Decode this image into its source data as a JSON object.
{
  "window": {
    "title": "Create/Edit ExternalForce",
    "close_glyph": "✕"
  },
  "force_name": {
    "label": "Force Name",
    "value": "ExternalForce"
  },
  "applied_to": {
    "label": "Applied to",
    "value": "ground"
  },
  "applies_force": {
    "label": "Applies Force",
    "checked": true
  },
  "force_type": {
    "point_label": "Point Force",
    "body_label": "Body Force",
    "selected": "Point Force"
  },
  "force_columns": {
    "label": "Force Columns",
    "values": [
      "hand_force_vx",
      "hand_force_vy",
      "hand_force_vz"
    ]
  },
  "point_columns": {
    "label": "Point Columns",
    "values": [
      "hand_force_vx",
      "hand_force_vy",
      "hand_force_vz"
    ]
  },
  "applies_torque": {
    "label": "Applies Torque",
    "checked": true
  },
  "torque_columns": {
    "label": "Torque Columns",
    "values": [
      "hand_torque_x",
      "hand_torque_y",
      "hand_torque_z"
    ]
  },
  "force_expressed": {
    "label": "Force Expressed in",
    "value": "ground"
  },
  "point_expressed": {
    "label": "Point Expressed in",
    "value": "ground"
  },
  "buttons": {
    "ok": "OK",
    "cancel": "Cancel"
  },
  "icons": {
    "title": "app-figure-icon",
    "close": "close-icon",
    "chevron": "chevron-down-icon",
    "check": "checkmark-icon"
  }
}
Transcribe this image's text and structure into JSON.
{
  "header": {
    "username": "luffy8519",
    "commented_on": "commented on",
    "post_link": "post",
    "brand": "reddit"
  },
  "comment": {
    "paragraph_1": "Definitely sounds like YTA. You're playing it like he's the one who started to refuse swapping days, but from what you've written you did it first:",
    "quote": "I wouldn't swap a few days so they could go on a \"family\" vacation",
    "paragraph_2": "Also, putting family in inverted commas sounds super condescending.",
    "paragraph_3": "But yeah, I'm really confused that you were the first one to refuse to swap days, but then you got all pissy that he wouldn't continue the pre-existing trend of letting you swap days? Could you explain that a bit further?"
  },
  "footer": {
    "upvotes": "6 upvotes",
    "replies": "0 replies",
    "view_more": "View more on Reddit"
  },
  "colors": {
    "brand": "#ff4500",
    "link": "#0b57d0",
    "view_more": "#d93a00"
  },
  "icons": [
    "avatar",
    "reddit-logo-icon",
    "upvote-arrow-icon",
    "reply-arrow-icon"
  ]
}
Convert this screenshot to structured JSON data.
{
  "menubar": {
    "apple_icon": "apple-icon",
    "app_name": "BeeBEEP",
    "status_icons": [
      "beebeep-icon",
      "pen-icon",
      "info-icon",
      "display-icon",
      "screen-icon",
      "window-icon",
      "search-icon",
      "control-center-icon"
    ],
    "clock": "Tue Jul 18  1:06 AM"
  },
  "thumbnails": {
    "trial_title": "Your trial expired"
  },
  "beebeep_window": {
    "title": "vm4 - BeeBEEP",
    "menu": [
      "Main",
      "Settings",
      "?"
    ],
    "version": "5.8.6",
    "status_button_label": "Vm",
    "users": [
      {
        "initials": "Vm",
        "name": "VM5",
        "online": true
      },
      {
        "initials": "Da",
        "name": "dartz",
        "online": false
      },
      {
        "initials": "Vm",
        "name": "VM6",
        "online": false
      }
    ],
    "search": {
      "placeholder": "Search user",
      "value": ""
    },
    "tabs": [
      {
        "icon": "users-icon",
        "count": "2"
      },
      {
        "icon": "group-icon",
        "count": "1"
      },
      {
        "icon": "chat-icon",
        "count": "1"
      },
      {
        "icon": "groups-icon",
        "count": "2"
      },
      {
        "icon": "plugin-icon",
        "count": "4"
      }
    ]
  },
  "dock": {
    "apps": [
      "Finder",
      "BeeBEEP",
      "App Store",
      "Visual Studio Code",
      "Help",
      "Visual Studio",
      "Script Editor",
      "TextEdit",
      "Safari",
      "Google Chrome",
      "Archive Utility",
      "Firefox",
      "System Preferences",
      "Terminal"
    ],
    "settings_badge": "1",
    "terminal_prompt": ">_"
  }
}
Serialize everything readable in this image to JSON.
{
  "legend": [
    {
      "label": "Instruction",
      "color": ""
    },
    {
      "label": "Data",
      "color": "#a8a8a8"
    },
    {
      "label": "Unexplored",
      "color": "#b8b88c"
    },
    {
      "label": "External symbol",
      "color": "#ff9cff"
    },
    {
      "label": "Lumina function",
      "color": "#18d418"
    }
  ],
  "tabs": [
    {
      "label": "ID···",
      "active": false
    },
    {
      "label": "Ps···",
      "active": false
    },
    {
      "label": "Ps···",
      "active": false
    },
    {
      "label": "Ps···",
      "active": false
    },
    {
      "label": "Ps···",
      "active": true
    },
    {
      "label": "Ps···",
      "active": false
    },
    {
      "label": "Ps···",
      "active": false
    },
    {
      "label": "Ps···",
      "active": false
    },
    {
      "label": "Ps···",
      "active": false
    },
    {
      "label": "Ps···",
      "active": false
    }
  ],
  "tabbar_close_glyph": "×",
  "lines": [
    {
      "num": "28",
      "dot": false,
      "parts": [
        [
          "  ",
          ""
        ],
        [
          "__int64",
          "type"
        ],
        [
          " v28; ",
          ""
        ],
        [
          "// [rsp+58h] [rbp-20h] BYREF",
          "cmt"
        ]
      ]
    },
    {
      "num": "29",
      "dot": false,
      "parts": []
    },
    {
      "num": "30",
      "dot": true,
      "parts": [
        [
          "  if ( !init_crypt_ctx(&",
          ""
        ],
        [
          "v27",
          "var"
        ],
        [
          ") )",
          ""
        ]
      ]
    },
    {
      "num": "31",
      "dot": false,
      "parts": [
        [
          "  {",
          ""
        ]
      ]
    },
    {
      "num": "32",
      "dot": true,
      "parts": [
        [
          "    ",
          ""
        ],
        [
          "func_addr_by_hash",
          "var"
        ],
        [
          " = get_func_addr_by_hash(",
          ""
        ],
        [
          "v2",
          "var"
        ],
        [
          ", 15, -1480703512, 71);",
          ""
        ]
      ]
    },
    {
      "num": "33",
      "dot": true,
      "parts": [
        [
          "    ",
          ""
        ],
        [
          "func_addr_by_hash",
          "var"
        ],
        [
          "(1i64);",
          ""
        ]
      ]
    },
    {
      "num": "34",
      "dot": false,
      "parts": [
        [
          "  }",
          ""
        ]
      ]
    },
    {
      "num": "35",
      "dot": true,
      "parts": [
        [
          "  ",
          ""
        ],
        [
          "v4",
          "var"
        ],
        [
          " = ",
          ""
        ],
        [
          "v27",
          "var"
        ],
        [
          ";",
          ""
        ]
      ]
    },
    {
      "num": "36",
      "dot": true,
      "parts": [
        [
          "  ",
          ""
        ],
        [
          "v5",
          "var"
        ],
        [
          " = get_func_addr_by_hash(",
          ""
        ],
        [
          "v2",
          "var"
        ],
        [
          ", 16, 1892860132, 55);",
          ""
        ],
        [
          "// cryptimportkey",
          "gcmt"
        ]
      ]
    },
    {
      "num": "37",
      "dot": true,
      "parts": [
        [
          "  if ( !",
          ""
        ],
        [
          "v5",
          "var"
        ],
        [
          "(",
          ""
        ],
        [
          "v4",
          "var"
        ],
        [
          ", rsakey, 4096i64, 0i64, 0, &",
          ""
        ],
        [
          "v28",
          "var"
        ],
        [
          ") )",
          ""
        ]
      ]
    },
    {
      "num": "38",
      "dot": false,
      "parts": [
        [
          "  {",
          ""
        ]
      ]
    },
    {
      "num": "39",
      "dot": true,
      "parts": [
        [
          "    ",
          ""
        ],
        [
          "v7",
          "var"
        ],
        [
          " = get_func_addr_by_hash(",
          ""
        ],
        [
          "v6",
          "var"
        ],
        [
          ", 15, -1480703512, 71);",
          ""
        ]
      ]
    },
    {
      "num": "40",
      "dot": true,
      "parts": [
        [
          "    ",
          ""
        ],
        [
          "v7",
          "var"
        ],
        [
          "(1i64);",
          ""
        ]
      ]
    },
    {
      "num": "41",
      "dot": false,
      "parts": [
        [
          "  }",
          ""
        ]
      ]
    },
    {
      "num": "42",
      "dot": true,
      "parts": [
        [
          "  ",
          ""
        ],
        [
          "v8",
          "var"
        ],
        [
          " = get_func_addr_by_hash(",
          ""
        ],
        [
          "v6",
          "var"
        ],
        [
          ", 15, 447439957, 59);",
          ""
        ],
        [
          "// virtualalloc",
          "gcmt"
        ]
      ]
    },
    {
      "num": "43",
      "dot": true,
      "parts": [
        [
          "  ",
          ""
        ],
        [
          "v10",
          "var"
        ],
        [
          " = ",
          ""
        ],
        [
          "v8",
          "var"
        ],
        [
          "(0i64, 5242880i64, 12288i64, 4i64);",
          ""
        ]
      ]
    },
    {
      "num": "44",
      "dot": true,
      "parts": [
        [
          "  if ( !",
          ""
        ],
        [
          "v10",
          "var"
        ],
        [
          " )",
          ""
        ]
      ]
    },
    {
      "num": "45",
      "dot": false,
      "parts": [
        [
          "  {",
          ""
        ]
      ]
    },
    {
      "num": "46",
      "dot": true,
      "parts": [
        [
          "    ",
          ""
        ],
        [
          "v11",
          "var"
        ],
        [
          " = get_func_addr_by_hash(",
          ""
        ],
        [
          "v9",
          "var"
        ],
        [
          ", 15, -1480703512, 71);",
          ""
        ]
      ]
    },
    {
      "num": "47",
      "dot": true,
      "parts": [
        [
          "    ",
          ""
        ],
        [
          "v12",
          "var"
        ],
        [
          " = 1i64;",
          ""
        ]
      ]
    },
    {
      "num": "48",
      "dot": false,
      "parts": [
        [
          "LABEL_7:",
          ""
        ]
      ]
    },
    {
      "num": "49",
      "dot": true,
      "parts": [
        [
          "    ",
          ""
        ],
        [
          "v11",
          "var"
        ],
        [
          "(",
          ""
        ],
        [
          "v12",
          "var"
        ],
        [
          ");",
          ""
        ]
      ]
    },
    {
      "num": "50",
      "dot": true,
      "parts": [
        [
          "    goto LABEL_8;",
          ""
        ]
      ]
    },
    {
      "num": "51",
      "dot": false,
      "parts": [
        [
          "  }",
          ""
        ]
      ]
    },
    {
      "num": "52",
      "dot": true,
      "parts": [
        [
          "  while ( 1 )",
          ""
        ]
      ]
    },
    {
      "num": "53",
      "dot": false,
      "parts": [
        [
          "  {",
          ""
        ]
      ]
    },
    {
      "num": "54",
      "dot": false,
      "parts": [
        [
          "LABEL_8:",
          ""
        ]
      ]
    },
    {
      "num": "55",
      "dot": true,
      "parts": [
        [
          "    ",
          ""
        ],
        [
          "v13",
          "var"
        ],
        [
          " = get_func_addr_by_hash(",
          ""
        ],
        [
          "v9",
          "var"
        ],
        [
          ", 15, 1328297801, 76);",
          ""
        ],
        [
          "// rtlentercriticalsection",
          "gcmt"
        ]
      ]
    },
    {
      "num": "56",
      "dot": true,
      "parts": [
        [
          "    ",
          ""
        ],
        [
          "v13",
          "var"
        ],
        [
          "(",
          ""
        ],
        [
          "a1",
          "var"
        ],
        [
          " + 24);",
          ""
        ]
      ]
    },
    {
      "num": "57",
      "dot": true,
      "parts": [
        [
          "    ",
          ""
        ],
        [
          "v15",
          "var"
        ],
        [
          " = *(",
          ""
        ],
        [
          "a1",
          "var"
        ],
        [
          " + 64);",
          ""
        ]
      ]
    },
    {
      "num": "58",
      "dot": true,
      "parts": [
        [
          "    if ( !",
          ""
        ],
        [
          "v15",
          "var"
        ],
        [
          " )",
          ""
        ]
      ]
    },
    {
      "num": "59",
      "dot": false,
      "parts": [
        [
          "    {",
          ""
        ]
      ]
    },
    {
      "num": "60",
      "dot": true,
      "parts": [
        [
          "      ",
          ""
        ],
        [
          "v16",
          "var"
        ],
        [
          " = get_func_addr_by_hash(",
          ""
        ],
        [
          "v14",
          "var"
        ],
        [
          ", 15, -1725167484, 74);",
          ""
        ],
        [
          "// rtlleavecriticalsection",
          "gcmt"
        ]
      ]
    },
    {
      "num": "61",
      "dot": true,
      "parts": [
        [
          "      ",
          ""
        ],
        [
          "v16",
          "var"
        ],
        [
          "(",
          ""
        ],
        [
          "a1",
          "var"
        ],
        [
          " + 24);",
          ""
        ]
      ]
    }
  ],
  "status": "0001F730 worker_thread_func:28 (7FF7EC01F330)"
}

GOAL: Each line holding the word "this" counts once; report the total and nothing else.

CORRECT OUTPUT: 4